◆ WHAT IS EXPECTED
Gather from the material every line that contains the string "document".

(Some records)
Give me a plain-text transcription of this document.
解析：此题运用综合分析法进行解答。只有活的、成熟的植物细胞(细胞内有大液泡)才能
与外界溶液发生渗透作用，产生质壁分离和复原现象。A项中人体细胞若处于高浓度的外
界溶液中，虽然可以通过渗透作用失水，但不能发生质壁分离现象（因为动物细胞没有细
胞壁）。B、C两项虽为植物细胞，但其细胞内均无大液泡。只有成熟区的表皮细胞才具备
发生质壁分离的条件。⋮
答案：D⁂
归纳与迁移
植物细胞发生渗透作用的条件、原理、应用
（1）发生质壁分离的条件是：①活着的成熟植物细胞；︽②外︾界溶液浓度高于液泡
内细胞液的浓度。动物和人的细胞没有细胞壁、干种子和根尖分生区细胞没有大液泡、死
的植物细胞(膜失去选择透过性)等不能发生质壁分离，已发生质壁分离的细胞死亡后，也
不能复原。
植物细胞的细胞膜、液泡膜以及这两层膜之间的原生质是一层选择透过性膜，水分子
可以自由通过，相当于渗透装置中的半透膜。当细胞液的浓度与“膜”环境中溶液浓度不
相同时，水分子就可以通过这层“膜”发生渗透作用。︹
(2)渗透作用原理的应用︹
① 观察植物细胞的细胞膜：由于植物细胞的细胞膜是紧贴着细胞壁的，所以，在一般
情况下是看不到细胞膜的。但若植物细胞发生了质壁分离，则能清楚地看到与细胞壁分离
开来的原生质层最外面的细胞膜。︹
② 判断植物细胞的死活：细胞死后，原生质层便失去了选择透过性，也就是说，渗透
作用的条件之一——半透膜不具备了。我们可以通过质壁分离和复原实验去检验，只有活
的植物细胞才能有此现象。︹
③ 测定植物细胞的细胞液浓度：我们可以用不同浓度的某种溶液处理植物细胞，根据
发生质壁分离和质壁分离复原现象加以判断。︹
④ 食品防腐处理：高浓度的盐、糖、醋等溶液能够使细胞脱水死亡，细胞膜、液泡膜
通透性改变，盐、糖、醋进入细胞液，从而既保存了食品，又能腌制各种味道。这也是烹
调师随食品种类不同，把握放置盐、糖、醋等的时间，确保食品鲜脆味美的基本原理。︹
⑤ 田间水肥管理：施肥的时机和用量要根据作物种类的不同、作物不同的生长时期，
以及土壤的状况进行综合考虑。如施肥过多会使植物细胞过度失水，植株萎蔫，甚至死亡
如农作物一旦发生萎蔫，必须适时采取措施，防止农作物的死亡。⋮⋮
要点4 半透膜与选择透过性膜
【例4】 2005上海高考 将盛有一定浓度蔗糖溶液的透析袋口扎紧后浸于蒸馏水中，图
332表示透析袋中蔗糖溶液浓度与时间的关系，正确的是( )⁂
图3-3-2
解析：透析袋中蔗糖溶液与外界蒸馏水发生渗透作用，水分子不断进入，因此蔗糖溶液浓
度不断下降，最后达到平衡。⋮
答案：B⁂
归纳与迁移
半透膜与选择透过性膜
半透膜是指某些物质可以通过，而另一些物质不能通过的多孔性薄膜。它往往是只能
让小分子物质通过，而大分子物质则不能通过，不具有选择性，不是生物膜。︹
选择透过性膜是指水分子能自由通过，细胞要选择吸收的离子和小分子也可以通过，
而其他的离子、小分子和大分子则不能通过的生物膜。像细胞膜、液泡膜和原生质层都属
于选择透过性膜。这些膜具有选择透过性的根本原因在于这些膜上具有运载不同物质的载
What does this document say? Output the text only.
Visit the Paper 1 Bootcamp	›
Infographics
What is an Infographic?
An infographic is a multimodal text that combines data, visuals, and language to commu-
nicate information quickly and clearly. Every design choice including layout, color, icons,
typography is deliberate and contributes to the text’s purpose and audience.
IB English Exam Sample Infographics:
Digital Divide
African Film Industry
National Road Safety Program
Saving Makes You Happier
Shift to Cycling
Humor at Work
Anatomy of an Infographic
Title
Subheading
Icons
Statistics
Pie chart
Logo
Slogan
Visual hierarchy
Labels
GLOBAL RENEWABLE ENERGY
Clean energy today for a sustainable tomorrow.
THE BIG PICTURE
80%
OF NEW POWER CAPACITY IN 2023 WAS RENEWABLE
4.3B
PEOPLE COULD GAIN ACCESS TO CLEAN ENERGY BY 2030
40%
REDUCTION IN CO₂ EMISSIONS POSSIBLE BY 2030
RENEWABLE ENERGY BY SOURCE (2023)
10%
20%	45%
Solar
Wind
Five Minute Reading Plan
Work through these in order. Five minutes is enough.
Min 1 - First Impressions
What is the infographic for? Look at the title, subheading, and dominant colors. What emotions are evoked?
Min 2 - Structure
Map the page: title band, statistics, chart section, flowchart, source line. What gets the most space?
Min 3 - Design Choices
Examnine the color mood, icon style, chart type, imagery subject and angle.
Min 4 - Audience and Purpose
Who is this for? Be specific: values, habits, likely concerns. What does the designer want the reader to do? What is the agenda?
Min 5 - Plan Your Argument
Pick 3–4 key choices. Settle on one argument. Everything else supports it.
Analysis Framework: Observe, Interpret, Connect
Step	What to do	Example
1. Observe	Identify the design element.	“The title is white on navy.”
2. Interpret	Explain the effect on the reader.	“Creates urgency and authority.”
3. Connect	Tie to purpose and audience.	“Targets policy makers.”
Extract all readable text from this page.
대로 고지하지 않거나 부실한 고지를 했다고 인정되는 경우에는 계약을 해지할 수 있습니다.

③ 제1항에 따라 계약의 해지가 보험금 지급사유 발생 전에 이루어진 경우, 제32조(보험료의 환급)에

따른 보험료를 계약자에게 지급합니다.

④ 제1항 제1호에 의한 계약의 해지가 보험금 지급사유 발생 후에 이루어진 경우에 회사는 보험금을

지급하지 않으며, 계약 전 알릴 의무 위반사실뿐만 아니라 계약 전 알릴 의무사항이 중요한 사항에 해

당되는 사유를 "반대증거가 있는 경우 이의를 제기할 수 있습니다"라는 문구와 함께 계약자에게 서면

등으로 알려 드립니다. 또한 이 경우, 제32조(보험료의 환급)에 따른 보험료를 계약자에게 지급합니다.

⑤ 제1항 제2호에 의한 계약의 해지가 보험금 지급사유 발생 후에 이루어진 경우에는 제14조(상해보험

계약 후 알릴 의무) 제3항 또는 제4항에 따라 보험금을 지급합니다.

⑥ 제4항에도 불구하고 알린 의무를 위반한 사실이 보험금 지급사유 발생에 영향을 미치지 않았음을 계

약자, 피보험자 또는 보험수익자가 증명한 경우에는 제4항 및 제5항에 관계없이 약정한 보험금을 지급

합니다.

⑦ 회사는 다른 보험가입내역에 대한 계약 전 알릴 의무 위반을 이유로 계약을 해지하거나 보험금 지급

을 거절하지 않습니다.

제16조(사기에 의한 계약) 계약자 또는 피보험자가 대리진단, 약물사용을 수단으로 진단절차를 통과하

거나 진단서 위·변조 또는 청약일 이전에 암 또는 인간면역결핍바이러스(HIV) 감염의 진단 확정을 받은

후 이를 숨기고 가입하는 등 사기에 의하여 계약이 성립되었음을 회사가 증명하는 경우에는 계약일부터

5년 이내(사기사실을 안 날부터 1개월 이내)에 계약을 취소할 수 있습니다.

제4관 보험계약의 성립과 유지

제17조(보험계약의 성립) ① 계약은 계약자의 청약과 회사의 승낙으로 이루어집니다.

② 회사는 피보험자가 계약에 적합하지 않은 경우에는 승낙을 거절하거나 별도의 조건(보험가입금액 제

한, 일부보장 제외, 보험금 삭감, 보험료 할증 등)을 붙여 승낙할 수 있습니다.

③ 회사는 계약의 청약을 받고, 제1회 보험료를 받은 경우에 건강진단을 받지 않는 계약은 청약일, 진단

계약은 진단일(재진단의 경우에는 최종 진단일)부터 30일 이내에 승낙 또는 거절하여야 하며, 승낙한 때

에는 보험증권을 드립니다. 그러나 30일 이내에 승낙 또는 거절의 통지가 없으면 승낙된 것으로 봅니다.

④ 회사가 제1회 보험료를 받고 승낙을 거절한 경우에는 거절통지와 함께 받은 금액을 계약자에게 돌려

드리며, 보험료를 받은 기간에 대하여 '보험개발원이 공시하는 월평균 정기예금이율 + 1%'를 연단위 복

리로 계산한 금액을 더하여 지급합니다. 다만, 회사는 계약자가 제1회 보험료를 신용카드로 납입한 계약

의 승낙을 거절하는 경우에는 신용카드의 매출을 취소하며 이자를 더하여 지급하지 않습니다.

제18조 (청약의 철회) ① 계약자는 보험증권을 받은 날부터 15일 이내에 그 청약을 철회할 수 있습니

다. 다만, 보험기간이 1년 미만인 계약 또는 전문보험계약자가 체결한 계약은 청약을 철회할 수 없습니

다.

◆ ANSWER
Give me a plain-text transcription of this document.
What does this document say? Output the text only.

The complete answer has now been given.